• [Challenge]: Count the lines in the records below that contain the word "content", and reply with only that number.

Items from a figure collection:

========================

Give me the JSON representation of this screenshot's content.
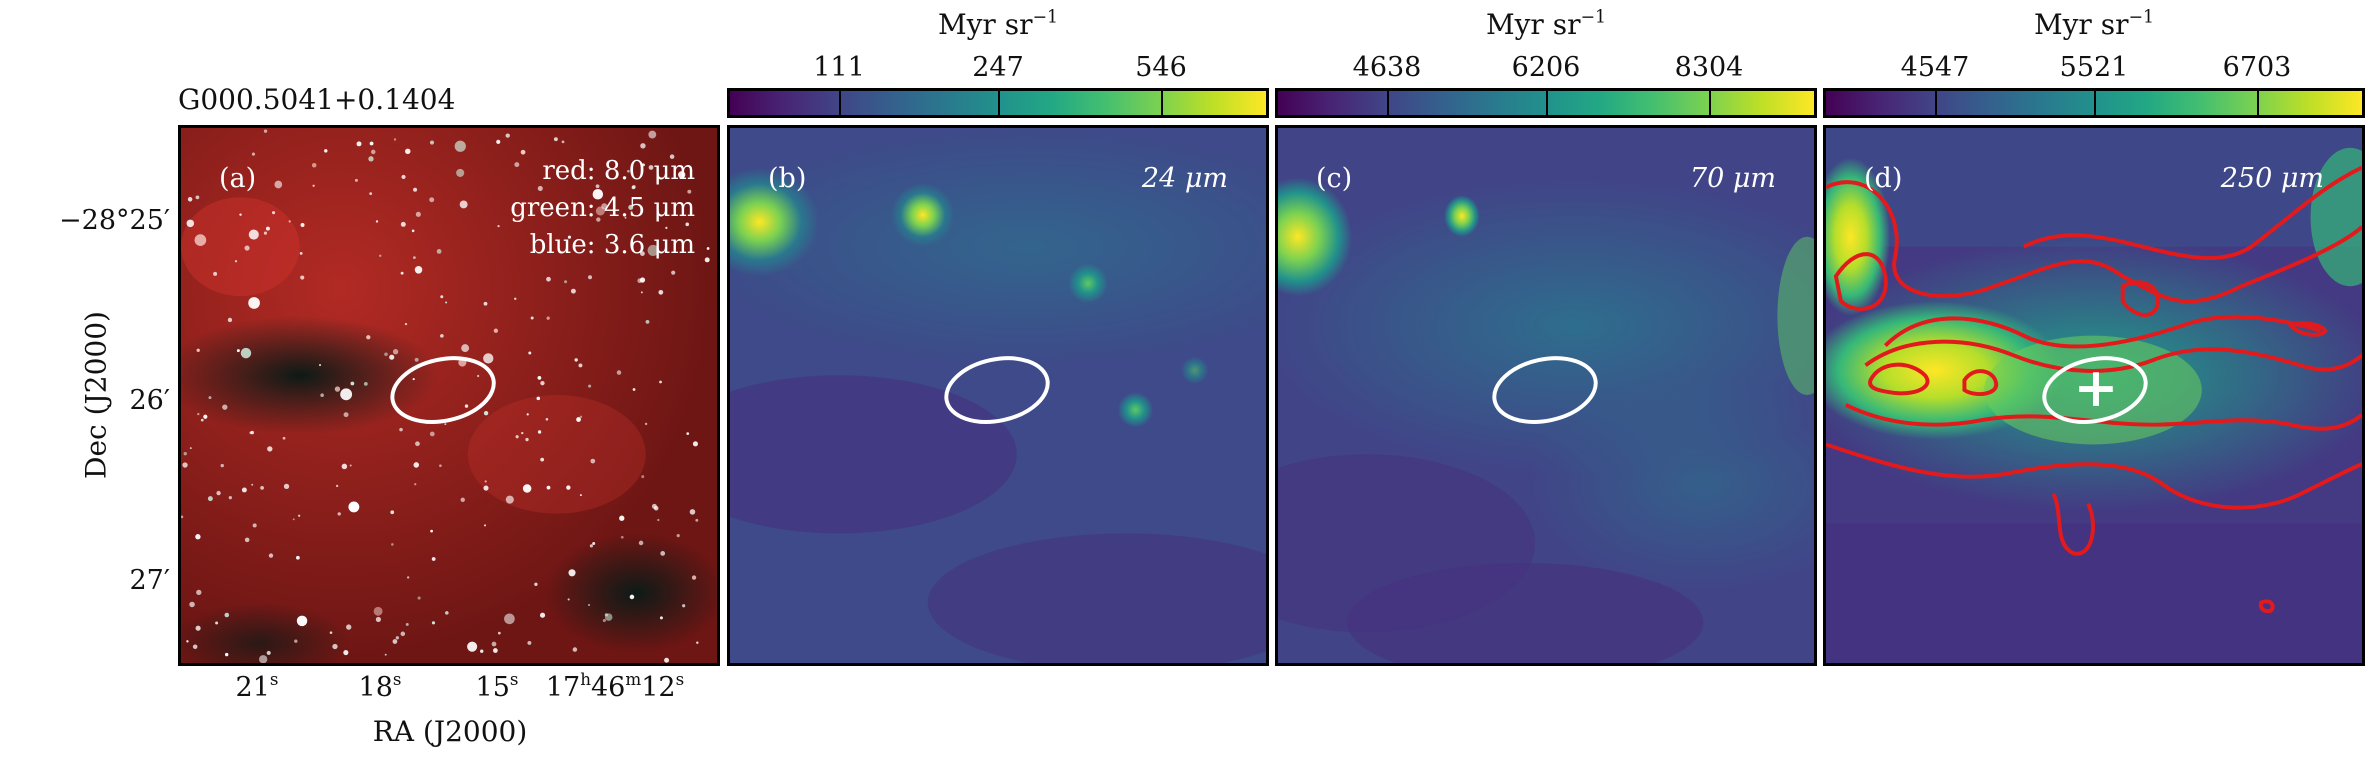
{
  "source_name": "G000.5041+0.1404",
  "axes": {
    "ylabel": "Dec (J2000)",
    "xlabel": "RA (J2000)",
    "yticks": [
      "−28°25′",
      "26′",
      "27′"
    ],
    "xticks": [
      {
        "main": "21",
        "sup": "s"
      },
      {
        "main": "18",
        "sup": "s"
      },
      {
        "main": "15",
        "sup": "s"
      },
      {
        "main": "17",
        "sup": "h",
        "main2": "46",
        "sup2": "m",
        "main3": "12",
        "sup3": "s"
      }
    ]
  },
  "panels": [
    {
      "letter": "(a)",
      "rgb": {
        "red": "red: 8.0 μm",
        "green": "green: 4.5 μm",
        "blue": "blue: 3.6 μm"
      }
    },
    {
      "letter": "(b)",
      "wavelength": "24 μm",
      "colorbar": {
        "unit": "Myr sr",
        "exp": "−1",
        "ticks": [
          "111",
          "247",
          "546"
        ],
        "cmap": "viridis"
      }
    },
    {
      "letter": "(c)",
      "wavelength": "70 μm",
      "colorbar": {
        "unit": "Myr sr",
        "exp": "−1",
        "ticks": [
          "4638",
          "6206",
          "8304"
        ],
        "cmap": "viridis"
      }
    },
    {
      "letter": "(d)",
      "wavelength": "250 μm",
      "colorbar": {
        "unit": "Myr sr",
        "exp": "−1",
        "ticks": [
          "4547",
          "5521",
          "6703"
        ],
        "cmap": "viridis"
      },
      "contour_color": "#e31a1c",
      "marker": "plus"
    }
  ],
  "colors": {
    "ellipse": "#ffffff",
    "contour": "#e31a1c",
    "rgb_background": "#8a1a18",
    "frame": "#000000"
  }
}
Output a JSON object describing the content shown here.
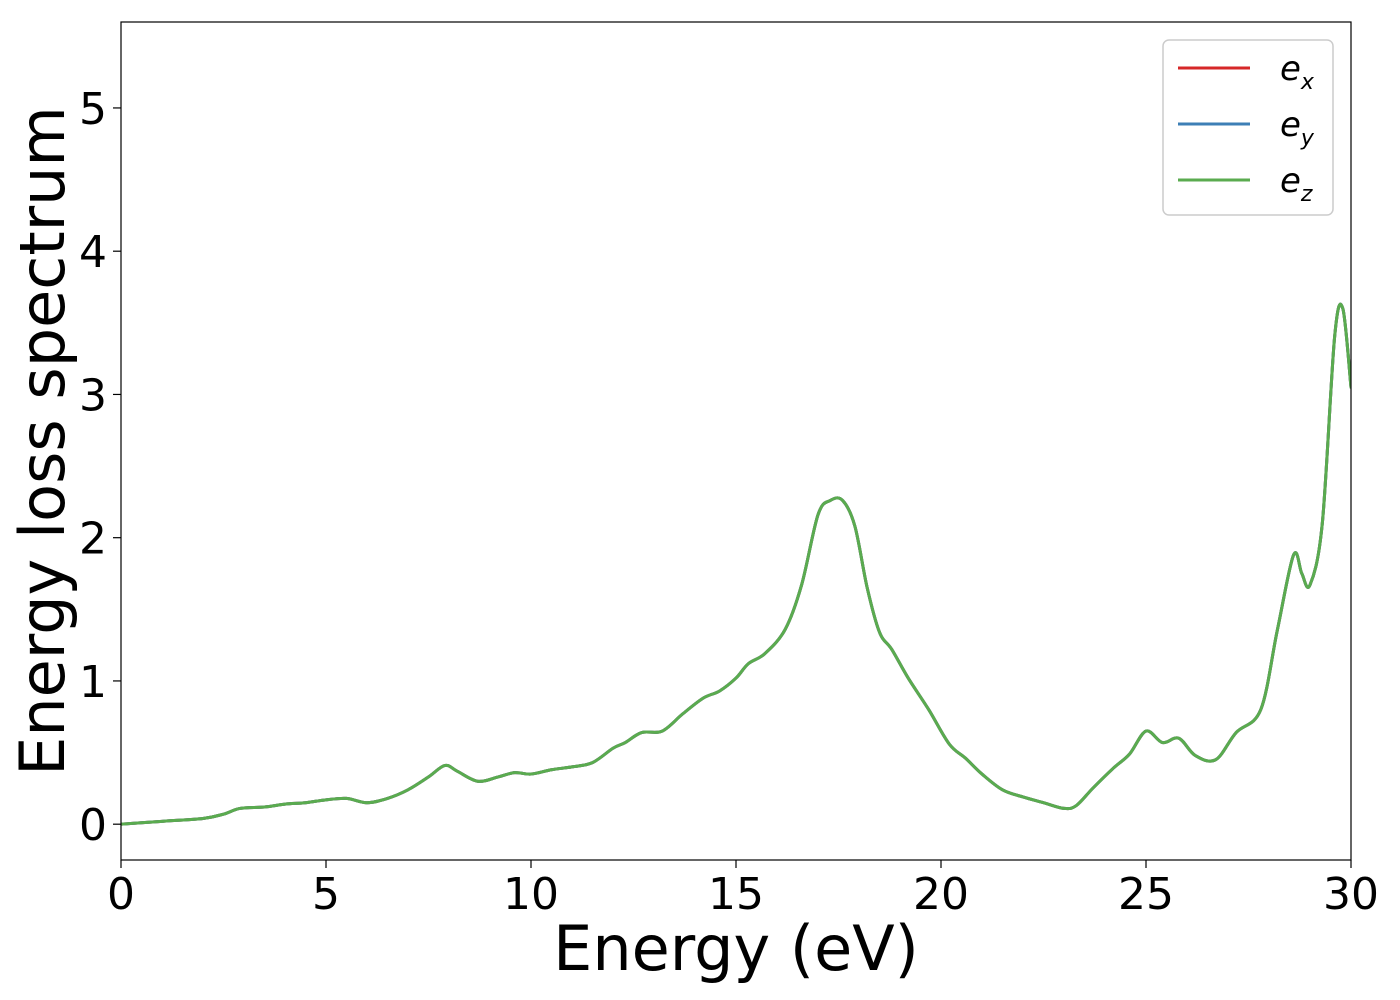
{
  "chart_data": {
    "type": "line",
    "title": "",
    "xlabel": "Energy (eV)",
    "ylabel": "Energy loss spectrum",
    "xlim": [
      0,
      30
    ],
    "ylim": [
      -0.25,
      5.6
    ],
    "xticks": [
      0,
      5,
      10,
      15,
      20,
      25,
      30
    ],
    "yticks": [
      0,
      1,
      2,
      3,
      4,
      5
    ],
    "grid": false,
    "legend_position": "top-right",
    "series": [
      {
        "name": "e",
        "subscript": "x",
        "color": "#d62728",
        "x": [
          0,
          1,
          2,
          2.5,
          2.9,
          3.5,
          4,
          4.5,
          5,
          5.5,
          6,
          6.5,
          7,
          7.5,
          7.9,
          8.2,
          8.7,
          9.2,
          9.6,
          10,
          10.5,
          11,
          11.5,
          12,
          12.3,
          12.7,
          13.2,
          13.7,
          14.2,
          14.6,
          15,
          15.3,
          15.7,
          16.2,
          16.6,
          17,
          17.3,
          17.6,
          17.9,
          18.2,
          18.5,
          18.8,
          19.2,
          19.7,
          20.2,
          20.6,
          21,
          21.5,
          22,
          22.5,
          23,
          23.3,
          23.7,
          24.2,
          24.6,
          25,
          25.4,
          25.8,
          26.2,
          26.7,
          27.2,
          27.8,
          28.2,
          28.6,
          28.8,
          29,
          29.3,
          29.6,
          29.8,
          30
        ],
        "values": [
          0.0,
          0.02,
          0.04,
          0.07,
          0.11,
          0.12,
          0.14,
          0.15,
          0.17,
          0.18,
          0.15,
          0.18,
          0.24,
          0.33,
          0.41,
          0.37,
          0.3,
          0.33,
          0.36,
          0.35,
          0.38,
          0.4,
          0.43,
          0.53,
          0.57,
          0.64,
          0.65,
          0.77,
          0.88,
          0.93,
          1.02,
          1.12,
          1.19,
          1.36,
          1.67,
          2.16,
          2.26,
          2.26,
          2.08,
          1.65,
          1.34,
          1.22,
          1.02,
          0.8,
          0.56,
          0.46,
          0.35,
          0.24,
          0.19,
          0.15,
          0.11,
          0.13,
          0.25,
          0.39,
          0.49,
          0.65,
          0.57,
          0.6,
          0.48,
          0.45,
          0.64,
          0.8,
          1.35,
          1.88,
          1.75,
          1.67,
          2.1,
          3.4,
          3.6,
          3.05
        ]
      },
      {
        "name": "e",
        "subscript": "y",
        "color": "#3d7fb6",
        "x": [
          0,
          1,
          2,
          2.5,
          2.9,
          3.5,
          4,
          4.5,
          5,
          5.5,
          6,
          6.5,
          7,
          7.5,
          7.9,
          8.2,
          8.7,
          9.2,
          9.6,
          10,
          10.5,
          11,
          11.5,
          12,
          12.3,
          12.7,
          13.2,
          13.7,
          14.2,
          14.6,
          15,
          15.3,
          15.7,
          16.2,
          16.6,
          17,
          17.3,
          17.6,
          17.9,
          18.2,
          18.5,
          18.8,
          19.2,
          19.7,
          20.2,
          20.6,
          21,
          21.5,
          22,
          22.5,
          23,
          23.3,
          23.7,
          24.2,
          24.6,
          25,
          25.4,
          25.8,
          26.2,
          26.7,
          27.2,
          27.8,
          28.2,
          28.6,
          28.8,
          29,
          29.3,
          29.6,
          29.8,
          30
        ],
        "values": [
          0.0,
          0.02,
          0.04,
          0.07,
          0.11,
          0.12,
          0.14,
          0.15,
          0.17,
          0.18,
          0.15,
          0.18,
          0.24,
          0.33,
          0.41,
          0.37,
          0.3,
          0.33,
          0.36,
          0.35,
          0.38,
          0.4,
          0.43,
          0.53,
          0.57,
          0.64,
          0.65,
          0.77,
          0.88,
          0.93,
          1.02,
          1.12,
          1.19,
          1.36,
          1.67,
          2.16,
          2.26,
          2.26,
          2.08,
          1.65,
          1.34,
          1.22,
          1.02,
          0.8,
          0.56,
          0.46,
          0.35,
          0.24,
          0.19,
          0.15,
          0.11,
          0.13,
          0.25,
          0.39,
          0.49,
          0.65,
          0.57,
          0.6,
          0.48,
          0.45,
          0.64,
          0.8,
          1.35,
          1.88,
          1.75,
          1.67,
          2.1,
          3.4,
          3.6,
          3.05
        ]
      },
      {
        "name": "e",
        "subscript": "z",
        "color": "#5aab4f",
        "x": [
          0,
          1,
          2,
          2.5,
          2.9,
          3.5,
          4,
          4.5,
          5,
          5.5,
          6,
          6.5,
          7,
          7.5,
          7.9,
          8.2,
          8.7,
          9.2,
          9.6,
          10,
          10.5,
          11,
          11.5,
          12,
          12.3,
          12.7,
          13.2,
          13.7,
          14.2,
          14.6,
          15,
          15.3,
          15.7,
          16.2,
          16.6,
          17,
          17.3,
          17.6,
          17.9,
          18.2,
          18.5,
          18.8,
          19.2,
          19.7,
          20.2,
          20.6,
          21,
          21.5,
          22,
          22.5,
          23,
          23.3,
          23.7,
          24.2,
          24.6,
          25,
          25.4,
          25.8,
          26.2,
          26.7,
          27.2,
          27.8,
          28.2,
          28.6,
          28.8,
          29,
          29.3,
          29.6,
          29.8,
          30
        ],
        "values": [
          0.0,
          0.02,
          0.04,
          0.07,
          0.11,
          0.12,
          0.14,
          0.15,
          0.17,
          0.18,
          0.15,
          0.18,
          0.24,
          0.33,
          0.41,
          0.37,
          0.3,
          0.33,
          0.36,
          0.35,
          0.38,
          0.4,
          0.43,
          0.53,
          0.57,
          0.64,
          0.65,
          0.77,
          0.88,
          0.93,
          1.02,
          1.12,
          1.19,
          1.36,
          1.67,
          2.16,
          2.26,
          2.26,
          2.08,
          1.65,
          1.34,
          1.22,
          1.02,
          0.8,
          0.56,
          0.46,
          0.35,
          0.24,
          0.19,
          0.15,
          0.11,
          0.13,
          0.25,
          0.39,
          0.49,
          0.65,
          0.57,
          0.6,
          0.48,
          0.45,
          0.64,
          0.8,
          1.35,
          1.88,
          1.75,
          1.67,
          2.1,
          3.4,
          3.6,
          3.05
        ]
      }
    ]
  }
}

========================

• [The answer]: 2